▶ **Entries with figure data**
+ + + + +
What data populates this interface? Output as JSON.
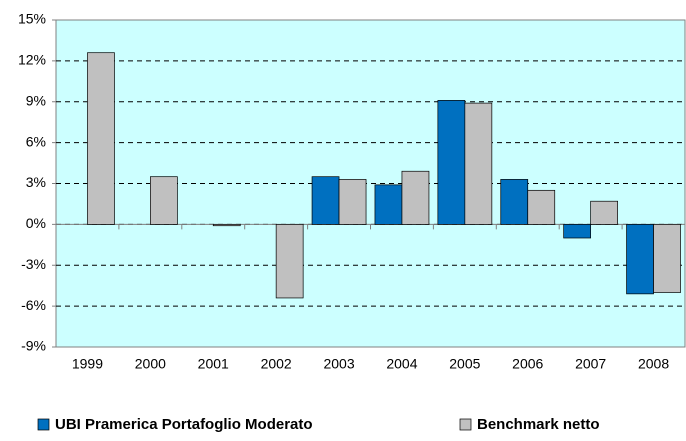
{
  "chart_data": {
    "type": "bar",
    "categories": [
      "1999",
      "2000",
      "2001",
      "2002",
      "2003",
      "2004",
      "2005",
      "2006",
      "2007",
      "2008"
    ],
    "series": [
      {
        "name": "UBI Pramerica Portafoglio Moderato",
        "color": "#0070c0",
        "values": [
          null,
          null,
          null,
          null,
          3.5,
          2.9,
          9.1,
          3.3,
          -1.0,
          -5.1
        ]
      },
      {
        "name": "Benchmark netto",
        "color": "#c0c0c0",
        "values": [
          12.6,
          3.5,
          -0.1,
          -5.4,
          3.3,
          3.9,
          8.9,
          2.5,
          1.7,
          -5.0
        ]
      }
    ],
    "ylim": [
      -9,
      15
    ],
    "yticks": [
      {
        "value": -9,
        "label": "-9%"
      },
      {
        "value": -6,
        "label": "-6%"
      },
      {
        "value": -3,
        "label": "-3%"
      },
      {
        "value": 0,
        "label": "0%"
      },
      {
        "value": 3,
        "label": "3%"
      },
      {
        "value": 6,
        "label": "6%"
      },
      {
        "value": 9,
        "label": "9%"
      },
      {
        "value": 12,
        "label": "12%"
      },
      {
        "value": 15,
        "label": "15%"
      }
    ],
    "grid": true,
    "background": "#ccffff"
  }
}
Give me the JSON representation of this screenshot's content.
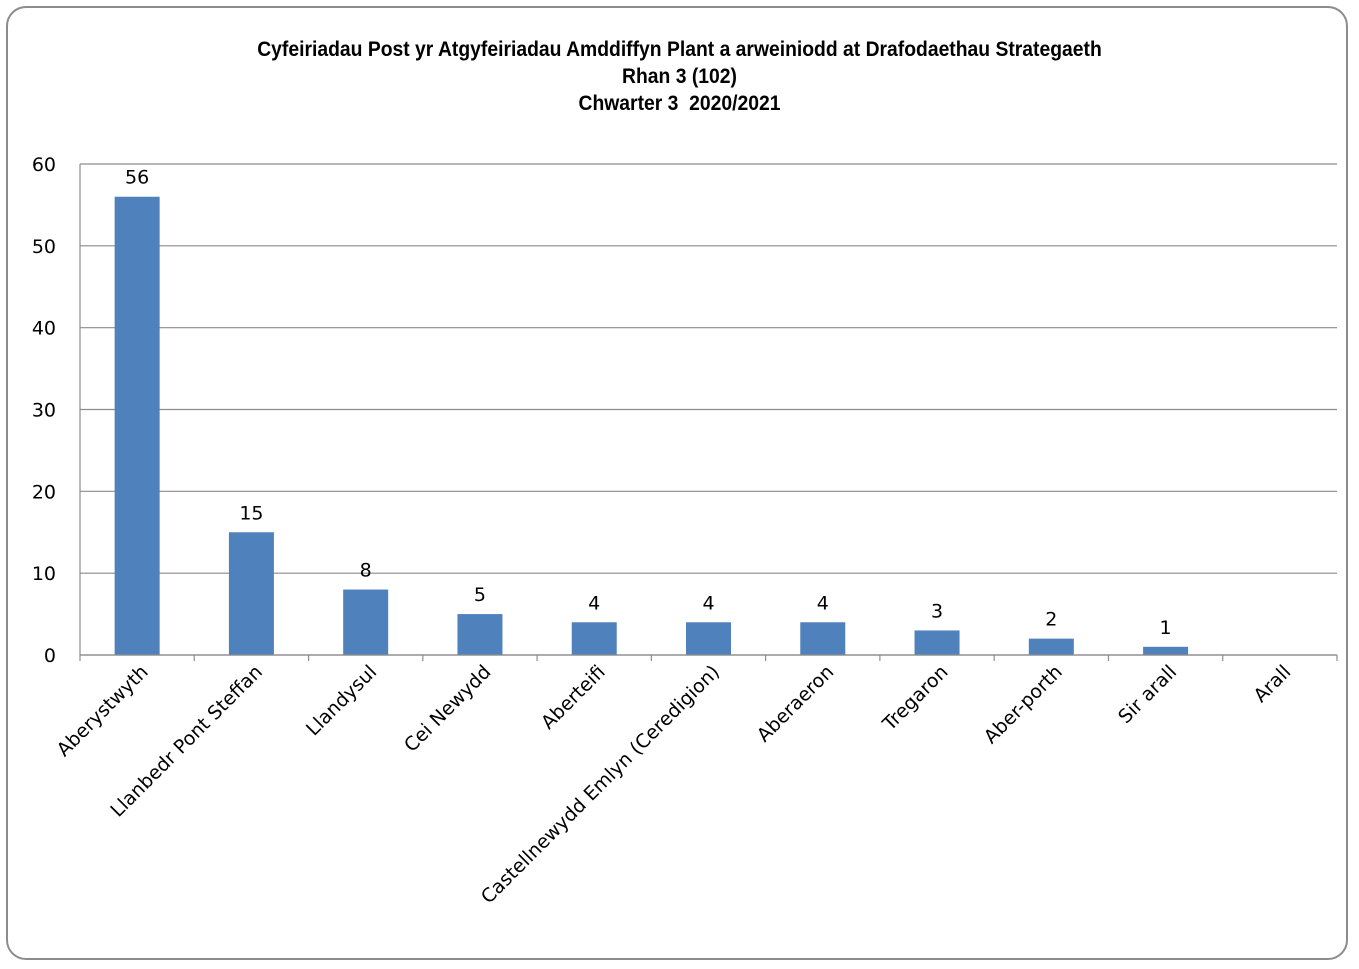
{
  "chart_data": {
    "type": "bar",
    "title": "Cyfeiriadau Post yr Atgyfeiriadau Amddiffyn Plant a arweiniodd at Drafodaethau Strategaeth",
    "subtitle_line2": "Rhan 3 (102)",
    "subtitle_line3": "Chwarter 3  2020/2021",
    "categories": [
      "Aberystwyth",
      "Llanbedr Pont Steffan",
      "Llandysul",
      "Cei Newydd",
      "Aberteifi",
      "Castellnewydd Emlyn (Ceredigion)",
      "Aberaeron",
      "Tregaron",
      "Aber-porth",
      "Sir arall",
      "Arall"
    ],
    "values": [
      56,
      15,
      8,
      5,
      4,
      4,
      4,
      3,
      2,
      1,
      0
    ],
    "data_labels": [
      "56",
      "15",
      "8",
      "5",
      "4",
      "4",
      "4",
      "3",
      "2",
      "1",
      ""
    ],
    "yticks": [
      "0",
      "10",
      "20",
      "30",
      "40",
      "50",
      "60"
    ],
    "ylim": [
      0,
      60
    ],
    "grid": true,
    "legend": "none",
    "bar_color": "#4f81bd"
  }
}
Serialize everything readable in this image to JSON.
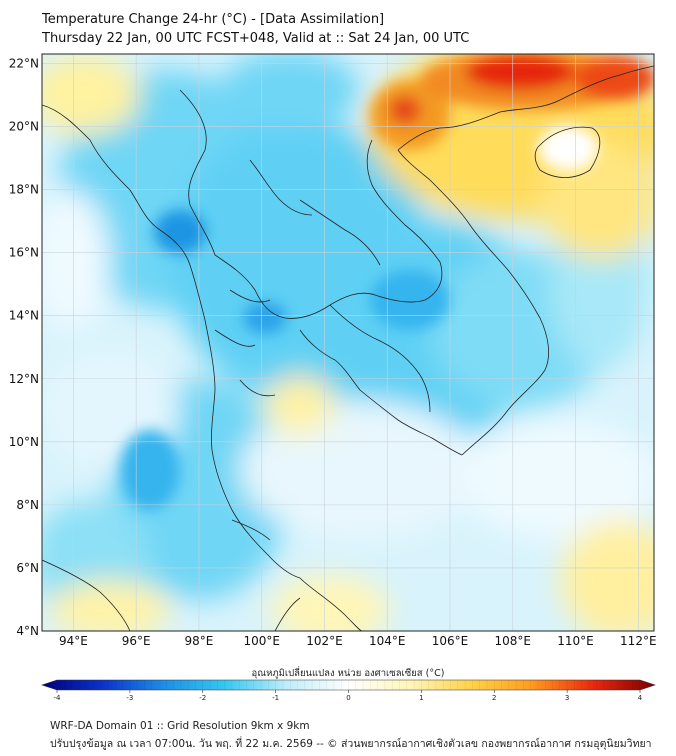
{
  "header": {
    "title": "Temperature Change 24-hr (°C) - [Data Assimilation]",
    "subtitle": "Thursday 22 Jan, 00 UTC FCST+048, Valid at :: Sat 24 Jan, 00 UTC"
  },
  "map": {
    "lat_labels": [
      "22°N",
      "20°N",
      "18°N",
      "16°N",
      "14°N",
      "12°N",
      "10°N",
      "8°N",
      "6°N",
      "4°N"
    ],
    "lon_labels": [
      "94°E",
      "96°E",
      "98°E",
      "100°E",
      "102°E",
      "104°E",
      "106°E",
      "108°E",
      "110°E",
      "112°E"
    ],
    "lat_values": [
      22,
      20,
      18,
      16,
      14,
      12,
      10,
      8,
      6,
      4
    ],
    "lon_values": [
      94,
      96,
      98,
      100,
      102,
      104,
      106,
      108,
      110,
      112
    ],
    "extent": {
      "lon_min": 93,
      "lon_max": 112.5,
      "lat_min": 4,
      "lat_max": 22.3
    },
    "colors": {
      "cool": "#29c5f0",
      "cold": "#1d8fe0",
      "warm": "#ffe680",
      "hot": "#f08020",
      "very_hot": "#e01a10",
      "border": "#222222",
      "grid": "#c8d2dc"
    }
  },
  "colorbar": {
    "label": "อุณหภูมิเปลี่ยนแปลง หน่วย องศาเซลเซียส (°C)",
    "ticks": [
      "-4",
      "-3",
      "-2",
      "-1",
      "0",
      "1",
      "2",
      "3",
      "4"
    ],
    "tick_values": [
      -4,
      -3,
      -2,
      -1,
      0,
      1,
      2,
      3,
      4
    ],
    "min": -4,
    "max": 4,
    "stops": [
      "#00007a",
      "#0b34c9",
      "#1e8fe8",
      "#36c8f2",
      "#bfeefa",
      "#ffffff",
      "#fff6b8",
      "#ffd24a",
      "#ff9a1e",
      "#e8280e",
      "#7a0000"
    ]
  },
  "footer": {
    "line1": "WRF-DA Domain 01 :: Grid Resolution 9km x 9km",
    "line2": "ปรับปรุงข้อมูล ณ เวลา 07:00น. วัน พฤ. ที่ 22 ม.ค. 2569 -- © ส่วนพยากรณ์อากาศเชิงตัวเลข กองพยากรณ์อากาศ กรมอุตุนิยมวิทยา"
  }
}
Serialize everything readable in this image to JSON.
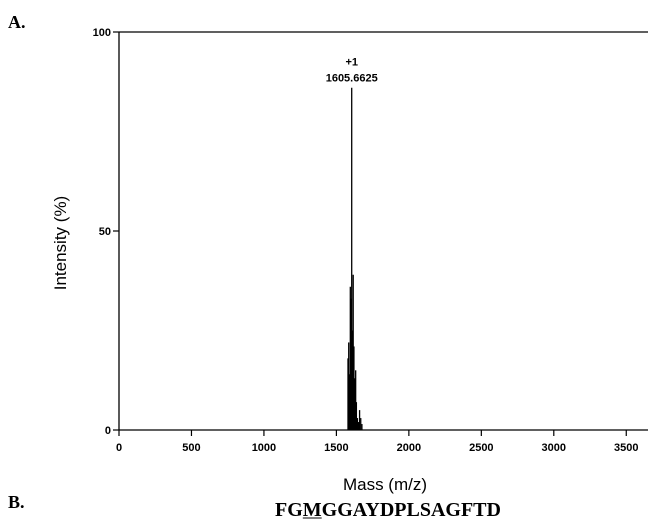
{
  "panel_a_label": "A.",
  "panel_b_label": "B.",
  "sequence": "FGMGGAYDPLSAGFTD",
  "sequence_underlined_char": "M",
  "chart_data": {
    "type": "bar",
    "xlabel": "Mass (m/z)",
    "ylabel": "Intensity (%)",
    "xlim": [
      0,
      3650
    ],
    "ylim": [
      0,
      100
    ],
    "x_ticks": [
      0,
      500,
      1000,
      1500,
      2000,
      2500,
      3000,
      3500
    ],
    "y_ticks": [
      0,
      50,
      100
    ],
    "grid": false,
    "peaks": [
      {
        "mz": 1580.0,
        "intensity": 18
      },
      {
        "mz": 1585.0,
        "intensity": 22
      },
      {
        "mz": 1590.0,
        "intensity": 14
      },
      {
        "mz": 1596.0,
        "intensity": 36
      },
      {
        "mz": 1600.0,
        "intensity": 33
      },
      {
        "mz": 1605.6625,
        "intensity": 86
      },
      {
        "mz": 1611.0,
        "intensity": 25
      },
      {
        "mz": 1616.0,
        "intensity": 39
      },
      {
        "mz": 1621.0,
        "intensity": 21
      },
      {
        "mz": 1627.0,
        "intensity": 13
      },
      {
        "mz": 1633.0,
        "intensity": 15
      },
      {
        "mz": 1638.0,
        "intensity": 7
      },
      {
        "mz": 1645.0,
        "intensity": 3
      },
      {
        "mz": 1652.0,
        "intensity": 2
      },
      {
        "mz": 1660.0,
        "intensity": 5
      },
      {
        "mz": 1668.0,
        "intensity": 3
      },
      {
        "mz": 1676.0,
        "intensity": 1.5
      }
    ],
    "annotations": [
      {
        "mz": 1605.6625,
        "intensity": 86,
        "lines": [
          "+1",
          "1605.6625"
        ]
      }
    ]
  }
}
+ + + + +
Repeat the records above verbatim, with no pictures in the result.

What data populates this interface? Output as JSON.
{
  "chart_data": {
    "type": "bar",
    "categories": [
      "1999",
      "2000",
      "2001",
      "2002",
      "2003",
      "2004",
      "2005",
      "2006",
      "2007",
      "2008"
    ],
    "series": [
      {
        "name": "UBI Pramerica Portafoglio Moderato",
        "color": "#0070c0",
        "values": [
          null,
          null,
          null,
          null,
          3.5,
          2.9,
          9.1,
          3.3,
          -1.0,
          -5.1
        ]
      },
      {
        "name": "Benchmark netto",
        "color": "#c0c0c0",
        "values": [
          12.6,
          3.5,
          -0.1,
          -5.4,
          3.3,
          3.9,
          8.9,
          2.5,
          1.7,
          -5.0
        ]
      }
    ],
    "ylim": [
      -9,
      15
    ],
    "yticks": [
      {
        "value": -9,
        "label": "-9%"
      },
      {
        "value": -6,
        "label": "-6%"
      },
      {
        "value": -3,
        "label": "-3%"
      },
      {
        "value": 0,
        "label": "0%"
      },
      {
        "value": 3,
        "label": "3%"
      },
      {
        "value": 6,
        "label": "6%"
      },
      {
        "value": 9,
        "label": "9%"
      },
      {
        "value": 12,
        "label": "12%"
      },
      {
        "value": 15,
        "label": "15%"
      }
    ],
    "grid": true,
    "background": "#ccffff"
  }
}
Give me the JSON representation of this screenshot's content.
{
  "chart_data": {
    "type": "bar",
    "title": "Cyfeiriadau Post yr Atgyfeiriadau Amddiffyn Plant a arweiniodd at Drafodaethau Strategaeth",
    "subtitle_line2": "Rhan 3 (102)",
    "subtitle_line3": "Chwarter 3  2020/2021",
    "categories": [
      "Aberystwyth",
      "Llanbedr Pont Steffan",
      "Llandysul",
      "Cei Newydd",
      "Aberteifi",
      "Castellnewydd Emlyn (Ceredigion)",
      "Aberaeron",
      "Tregaron",
      "Aber-porth",
      "Sir arall",
      "Arall"
    ],
    "values": [
      56,
      15,
      8,
      5,
      4,
      4,
      4,
      3,
      2,
      1,
      0
    ],
    "data_labels": [
      "56",
      "15",
      "8",
      "5",
      "4",
      "4",
      "4",
      "3",
      "2",
      "1",
      ""
    ],
    "yticks": [
      "0",
      "10",
      "20",
      "30",
      "40",
      "50",
      "60"
    ],
    "ylim": [
      0,
      60
    ],
    "grid": true,
    "legend": "none",
    "bar_color": "#4f81bd"
  }
}
Serialize everything readable in this image to JSON.
{
  "header": {
    "title": "Temperature Change 24-hr (°C) - [Data Assimilation]",
    "subtitle": "Thursday 22 Jan, 00 UTC FCST+048, Valid at :: Sat 24 Jan, 00 UTC"
  },
  "map": {
    "lat_labels": [
      "22°N",
      "20°N",
      "18°N",
      "16°N",
      "14°N",
      "12°N",
      "10°N",
      "8°N",
      "6°N",
      "4°N"
    ],
    "lon_labels": [
      "94°E",
      "96°E",
      "98°E",
      "100°E",
      "102°E",
      "104°E",
      "106°E",
      "108°E",
      "110°E",
      "112°E"
    ],
    "lat_values": [
      22,
      20,
      18,
      16,
      14,
      12,
      10,
      8,
      6,
      4
    ],
    "lon_values": [
      94,
      96,
      98,
      100,
      102,
      104,
      106,
      108,
      110,
      112
    ],
    "extent": {
      "lon_min": 93,
      "lon_max": 112.5,
      "lat_min": 4,
      "lat_max": 22.3
    },
    "colors": {
      "cool": "#29c5f0",
      "cold": "#1d8fe0",
      "warm": "#ffe680",
      "hot": "#f08020",
      "very_hot": "#e01a10",
      "border": "#222222",
      "grid": "#c8d2dc"
    }
  },
  "colorbar": {
    "label": "อุณหภูมิเปลี่ยนแปลง หน่วย องศาเซลเซียส (°C)",
    "ticks": [
      "-4",
      "-3",
      "-2",
      "-1",
      "0",
      "1",
      "2",
      "3",
      "4"
    ],
    "tick_values": [
      -4,
      -3,
      -2,
      -1,
      0,
      1,
      2,
      3,
      4
    ],
    "min": -4,
    "max": 4,
    "stops": [
      "#00007a",
      "#0b34c9",
      "#1e8fe8",
      "#36c8f2",
      "#bfeefa",
      "#ffffff",
      "#fff6b8",
      "#ffd24a",
      "#ff9a1e",
      "#e8280e",
      "#7a0000"
    ]
  },
  "footer": {
    "line1": "WRF-DA Domain 01 :: Grid Resolution 9km x 9km",
    "line2": "ปรับปรุงข้อมูล ณ เวลา 07:00น. วัน พฤ. ที่ 22 ม.ค. 2569 -- © ส่วนพยากรณ์อากาศเชิงตัวเลข กองพยากรณ์อากาศ กรมอุตุนิยมวิทยา"
  }
}
Serialize everything readable in this image to JSON.
{
  "panel_a_label": "A.",
  "panel_b_label": "B.",
  "sequence": "FGMGGAYDPLSAGFTD",
  "sequence_underlined_char": "M",
  "chart_data": {
    "type": "bar",
    "xlabel": "Mass (m/z)",
    "ylabel": "Intensity (%)",
    "xlim": [
      0,
      3650
    ],
    "ylim": [
      0,
      100
    ],
    "x_ticks": [
      0,
      500,
      1000,
      1500,
      2000,
      2500,
      3000,
      3500
    ],
    "y_ticks": [
      0,
      50,
      100
    ],
    "grid": false,
    "peaks": [
      {
        "mz": 1580.0,
        "intensity": 18
      },
      {
        "mz": 1585.0,
        "intensity": 22
      },
      {
        "mz": 1590.0,
        "intensity": 14
      },
      {
        "mz": 1596.0,
        "intensity": 36
      },
      {
        "mz": 1600.0,
        "intensity": 33
      },
      {
        "mz": 1605.6625,
        "intensity": 86
      },
      {
        "mz": 1611.0,
        "intensity": 25
      },
      {
        "mz": 1616.0,
        "intensity": 39
      },
      {
        "mz": 1621.0,
        "intensity": 21
      },
      {
        "mz": 1627.0,
        "intensity": 13
      },
      {
        "mz": 1633.0,
        "intensity": 15
      },
      {
        "mz": 1638.0,
        "intensity": 7
      },
      {
        "mz": 1645.0,
        "intensity": 3
      },
      {
        "mz": 1652.0,
        "intensity": 2
      },
      {
        "mz": 1660.0,
        "intensity": 5
      },
      {
        "mz": 1668.0,
        "intensity": 3
      },
      {
        "mz": 1676.0,
        "intensity": 1.5
      }
    ],
    "annotations": [
      {
        "mz": 1605.6625,
        "intensity": 86,
        "lines": [
          "+1",
          "1605.6625"
        ]
      }
    ]
  }
}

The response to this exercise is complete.